[Stored items]

◇ ◇ ◇

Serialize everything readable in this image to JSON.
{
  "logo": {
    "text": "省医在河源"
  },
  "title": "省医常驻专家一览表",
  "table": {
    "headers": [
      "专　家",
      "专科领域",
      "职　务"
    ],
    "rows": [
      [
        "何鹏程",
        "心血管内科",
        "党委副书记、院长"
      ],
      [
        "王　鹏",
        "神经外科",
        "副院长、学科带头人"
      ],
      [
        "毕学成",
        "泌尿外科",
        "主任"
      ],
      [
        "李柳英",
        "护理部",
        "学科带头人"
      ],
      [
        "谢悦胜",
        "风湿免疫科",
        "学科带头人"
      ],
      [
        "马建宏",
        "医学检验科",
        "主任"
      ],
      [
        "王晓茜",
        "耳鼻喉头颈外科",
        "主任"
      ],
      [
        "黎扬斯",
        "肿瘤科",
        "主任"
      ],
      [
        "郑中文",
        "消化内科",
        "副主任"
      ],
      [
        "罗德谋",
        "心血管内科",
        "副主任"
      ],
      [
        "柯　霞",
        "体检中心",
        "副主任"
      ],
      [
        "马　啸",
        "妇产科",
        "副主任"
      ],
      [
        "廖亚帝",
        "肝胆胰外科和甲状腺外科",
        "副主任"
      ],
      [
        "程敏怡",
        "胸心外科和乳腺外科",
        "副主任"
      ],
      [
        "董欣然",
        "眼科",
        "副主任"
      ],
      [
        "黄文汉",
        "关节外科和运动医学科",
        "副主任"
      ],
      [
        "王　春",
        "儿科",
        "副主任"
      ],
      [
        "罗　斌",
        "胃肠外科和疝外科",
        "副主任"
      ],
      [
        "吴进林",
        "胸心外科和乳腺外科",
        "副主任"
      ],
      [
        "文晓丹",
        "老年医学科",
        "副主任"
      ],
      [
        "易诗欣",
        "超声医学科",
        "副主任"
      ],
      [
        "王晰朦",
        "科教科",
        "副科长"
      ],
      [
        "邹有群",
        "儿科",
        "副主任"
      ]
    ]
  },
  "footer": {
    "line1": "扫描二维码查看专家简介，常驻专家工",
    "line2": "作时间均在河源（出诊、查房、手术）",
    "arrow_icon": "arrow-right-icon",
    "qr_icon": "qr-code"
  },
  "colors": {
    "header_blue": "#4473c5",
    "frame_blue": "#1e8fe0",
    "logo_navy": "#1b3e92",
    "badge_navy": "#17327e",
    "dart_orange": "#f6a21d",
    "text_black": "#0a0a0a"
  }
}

◇ ◇ ◇

## TASK DETAILS
Repeat each record in full; every line must match exactly.

## COMPLETE OUTPUT
Serialize everything readable in this image to JSON.
{
  "logo": {
    "text": "省医在河源"
  },
  "title": "省医常驻专家一览表",
  "table": {
    "headers": [
      "专　家",
      "专科领域",
      "职　务"
    ],
    "rows": [
      [
        "何鹏程",
        "心血管内科",
        "党委副书记、院长"
      ],
      [
        "王　鹏",
        "神经外科",
        "副院长、学科带头人"
      ],
      [
        "毕学成",
        "泌尿外科",
        "主任"
      ],
      [
        "李柳英",
        "护理部",
        "学科带头人"
      ],
      [
        "谢悦胜",
        "风湿免疫科",
        "学科带头人"
      ],
      [
        "马建宏",
        "医学检验科",
        "主任"
      ],
      [
        "王晓茜",
        "耳鼻喉头颈外科",
        "主任"
      ],
      [
        "黎扬斯",
        "肿瘤科",
        "主任"
      ],
      [
        "郑中文",
        "消化内科",
        "副主任"
      ],
      [
        "罗德谋",
        "心血管内科",
        "副主任"
      ],
      [
        "柯　霞",
        "体检中心",
        "副主任"
      ],
      [
        "马　啸",
        "妇产科",
        "副主任"
      ],
      [
        "廖亚帝",
        "肝胆胰外科和甲状腺外科",
        "副主任"
      ],
      [
        "程敏怡",
        "胸心外科和乳腺外科",
        "副主任"
      ],
      [
        "董欣然",
        "眼科",
        "副主任"
      ],
      [
        "黄文汉",
        "关节外科和运动医学科",
        "副主任"
      ],
      [
        "王　春",
        "儿科",
        "副主任"
      ],
      [
        "罗　斌",
        "胃肠外科和疝外科",
        "副主任"
      ],
      [
        "吴进林",
        "胸心外科和乳腺外科",
        "副主任"
      ],
      [
        "文晓丹",
        "老年医学科",
        "副主任"
      ],
      [
        "易诗欣",
        "超声医学科",
        "副主任"
      ],
      [
        "王晰朦",
        "科教科",
        "副科长"
      ],
      [
        "邹有群",
        "儿科",
        "副主任"
      ]
    ]
  },
  "footer": {
    "line1": "扫描二维码查看专家简介，常驻专家工",
    "line2": "作时间均在河源（出诊、查房、手术）",
    "arrow_icon": "arrow-right-icon",
    "qr_icon": "qr-code"
  },
  "colors": {
    "header_blue": "#4473c5",
    "frame_blue": "#1e8fe0",
    "logo_navy": "#1b3e92",
    "badge_navy": "#17327e",
    "dart_orange": "#f6a21d",
    "text_black": "#0a0a0a"
  }
}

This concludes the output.